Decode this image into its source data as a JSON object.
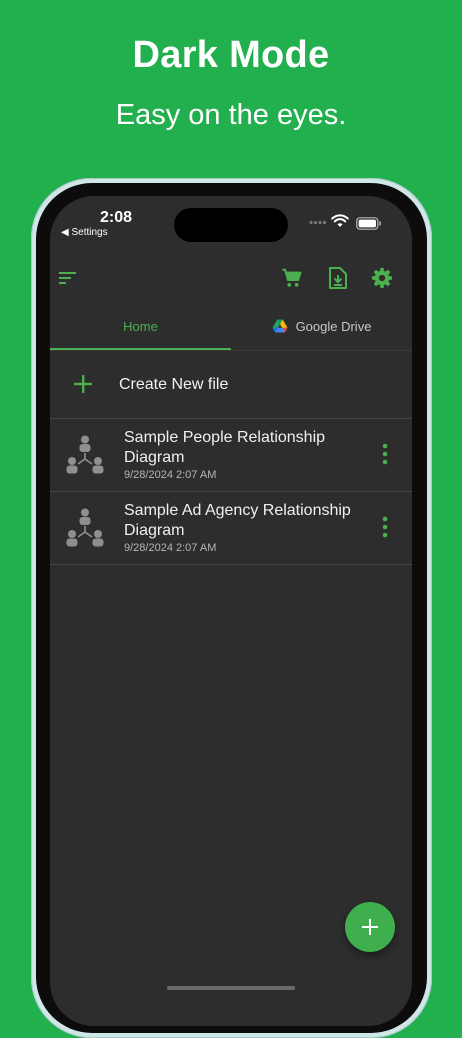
{
  "promo": {
    "headline": "Dark Mode",
    "subheadline": "Easy on the eyes."
  },
  "status_bar": {
    "time": "2:08",
    "back_label": "◀ Settings"
  },
  "toolbar": {
    "menu_icon": "sort-menu-icon",
    "cart_icon": "shopping-cart-icon",
    "import_icon": "file-import-icon",
    "settings_icon": "gear-icon"
  },
  "tabs": [
    {
      "label": "Home",
      "selected": true
    },
    {
      "label": "Google Drive",
      "selected": false
    }
  ],
  "create_new": {
    "label": "Create New file"
  },
  "files": [
    {
      "title": "Sample People Relationship Diagram",
      "date": "9/28/2024 2:07 AM"
    },
    {
      "title": "Sample Ad Agency Relationship Diagram",
      "date": "9/28/2024 2:07 AM"
    }
  ],
  "colors": {
    "background_green": "#22b04f",
    "accent": "#4caf50",
    "screen_bg": "#2d2d2d"
  }
}
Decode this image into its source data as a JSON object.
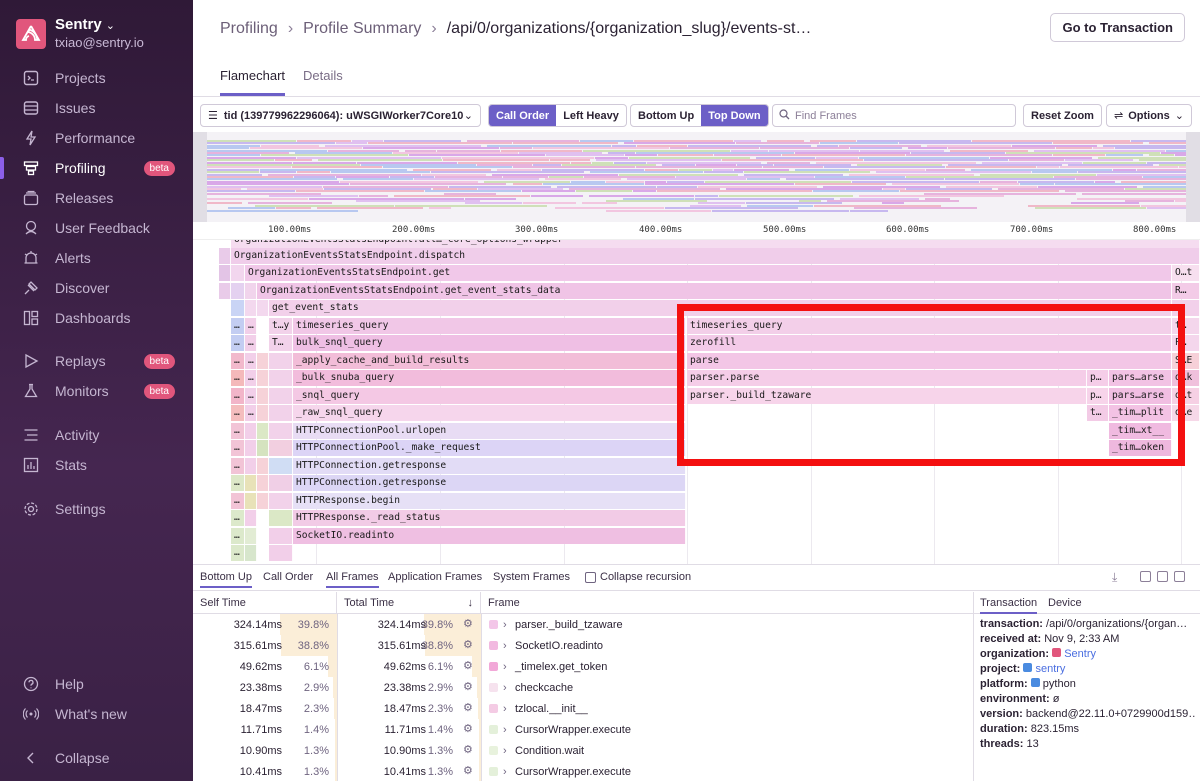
{
  "sidebar": {
    "org_name": "Sentry",
    "org_user": "txiao@sentry.io",
    "items": [
      {
        "label": "Projects",
        "icon": "projects-icon"
      },
      {
        "label": "Issues",
        "icon": "issues-icon"
      },
      {
        "label": "Performance",
        "icon": "performance-icon"
      },
      {
        "label": "Profiling",
        "icon": "profiling-icon",
        "badge": "beta",
        "active": true
      },
      {
        "label": "Releases",
        "icon": "releases-icon"
      },
      {
        "label": "User Feedback",
        "icon": "feedback-icon"
      },
      {
        "label": "Alerts",
        "icon": "alerts-icon"
      },
      {
        "label": "Discover",
        "icon": "discover-icon"
      },
      {
        "label": "Dashboards",
        "icon": "dashboards-icon"
      },
      {
        "label": "Replays",
        "icon": "replays-icon",
        "badge": "beta"
      },
      {
        "label": "Monitors",
        "icon": "monitors-icon",
        "badge": "beta"
      },
      {
        "label": "Activity",
        "icon": "activity-icon"
      },
      {
        "label": "Stats",
        "icon": "stats-icon"
      },
      {
        "label": "Settings",
        "icon": "settings-icon"
      }
    ],
    "footer": [
      {
        "label": "Help",
        "icon": "help-icon"
      },
      {
        "label": "What's new",
        "icon": "broadcast-icon"
      },
      {
        "label": "Collapse",
        "icon": "collapse-icon"
      }
    ]
  },
  "header": {
    "breadcrumbs": [
      "Profiling",
      "Profile Summary",
      "/api/0/organizations/{organization_slug}/events-st…"
    ],
    "goto_button": "Go to Transaction",
    "tabs": [
      "Flamechart",
      "Details"
    ]
  },
  "toolbar": {
    "thread": "tid (139779962296064): uWSGIWorker7Core10",
    "order": [
      "Call Order",
      "Left Heavy"
    ],
    "direction": [
      "Bottom Up",
      "Top Down"
    ],
    "find_placeholder": "Find Frames",
    "reset_zoom": "Reset Zoom",
    "options": "Options"
  },
  "axis_ticks": [
    "100.00ms",
    "200.00ms",
    "300.00ms",
    "400.00ms",
    "500.00ms",
    "600.00ms",
    "700.00ms",
    "800.00ms"
  ],
  "flame_frames": [
    "OrganizationEventsStatsEndpoint.dispatch",
    "OrganizationEventsStatsEndpoint.get",
    "OrganizationEventsStatsEndpoint.get_event_stats_data",
    "get_event_stats",
    "timeseries_query",
    "bulk_snql_query",
    "_apply_cache_and_build_results",
    "_bulk_snuba_query",
    "_snql_query",
    "_raw_snql_query",
    "HTTPConnectionPool.urlopen",
    "HTTPConnectionPool._make_request",
    "HTTPConnection.getresponse",
    "HTTPConnection.getresponse",
    "HTTPResponse.begin",
    "HTTPResponse._read_status",
    "SocketIO.readinto",
    "timeseries_query",
    "zerofill",
    "parse",
    "parser.parse",
    "parser._build_tzaware",
    "pars…arse",
    "pars…arse",
    "_tim…plit",
    "_tim…xt__",
    "_tim…oken",
    "OrganizationEventsStatsEndpoint.all…_core_options_wrapper"
  ],
  "bottom": {
    "view_tabs": [
      "Bottom Up",
      "Call Order"
    ],
    "frame_tabs": [
      "All Frames",
      "Application Frames",
      "System Frames"
    ],
    "collapse_label": "Collapse recursion",
    "columns": [
      "Self Time",
      "Total Time",
      "Frame"
    ],
    "rows": [
      {
        "self": "324.14ms",
        "self_pct": "39.8%",
        "total": "324.14ms",
        "total_pct": "39.8%",
        "frame": "parser._build_tzaware",
        "color": "#f3c6e8"
      },
      {
        "self": "315.61ms",
        "self_pct": "38.8%",
        "total": "315.61ms",
        "total_pct": "38.8%",
        "frame": "SocketIO.readinto",
        "color": "#f2b9e0"
      },
      {
        "self": "49.62ms",
        "self_pct": "6.1%",
        "total": "49.62ms",
        "total_pct": "6.1%",
        "frame": "_timelex.get_token",
        "color": "#f2a8d8"
      },
      {
        "self": "23.38ms",
        "self_pct": "2.9%",
        "total": "23.38ms",
        "total_pct": "2.9%",
        "frame": "checkcache",
        "color": "#f6e2ee"
      },
      {
        "self": "18.47ms",
        "self_pct": "2.3%",
        "total": "18.47ms",
        "total_pct": "2.3%",
        "frame": "tzlocal.__init__",
        "color": "#f4cbe4"
      },
      {
        "self": "11.71ms",
        "self_pct": "1.4%",
        "total": "11.71ms",
        "total_pct": "1.4%",
        "frame": "CursorWrapper.execute",
        "color": "#e4f0da"
      },
      {
        "self": "10.90ms",
        "self_pct": "1.3%",
        "total": "10.90ms",
        "total_pct": "1.3%",
        "frame": "Condition.wait",
        "color": "#e8f2dd"
      },
      {
        "self": "10.41ms",
        "self_pct": "1.3%",
        "total": "10.41ms",
        "total_pct": "1.3%",
        "frame": "CursorWrapper.execute",
        "color": "#e4f0da"
      }
    ],
    "details_tabs": [
      "Transaction",
      "Device"
    ],
    "details": [
      {
        "key": "transaction:",
        "value": "/api/0/organizations/{organ…"
      },
      {
        "key": "received at:",
        "value": "Nov 9, 2:33 AM"
      },
      {
        "key": "organization:",
        "value": "Sentry"
      },
      {
        "key": "project:",
        "value": "sentry"
      },
      {
        "key": "platform:",
        "value": "python"
      },
      {
        "key": "environment:",
        "value": "ø"
      },
      {
        "key": "version:",
        "value": "backend@22.11.0+0729900d159…"
      },
      {
        "key": "duration:",
        "value": "823.15ms"
      },
      {
        "key": "threads:",
        "value": "13"
      }
    ]
  }
}
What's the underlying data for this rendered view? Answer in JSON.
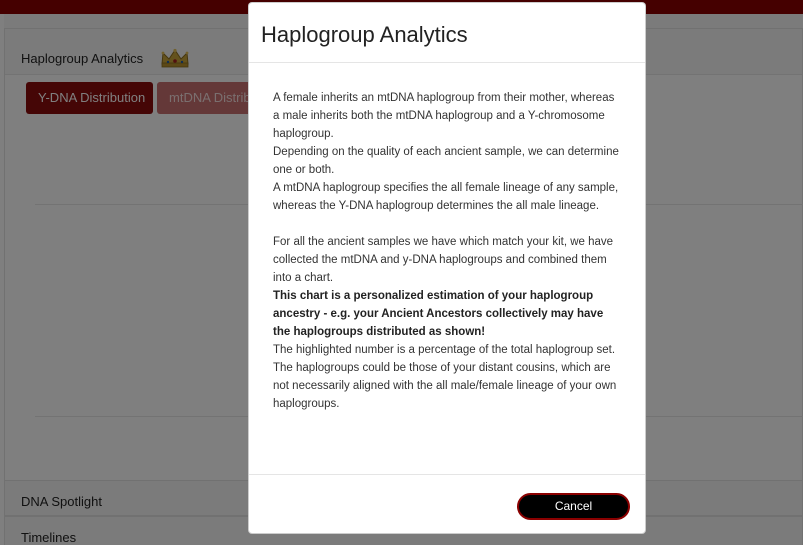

════════════════════

TASK PROMPT: Find the word "HTTPResponse" in the material, then list each line that holds it.

RESPONSE TO THE TASK:
    "HTTPResponse.begin",
    "HTTPResponse._read_status",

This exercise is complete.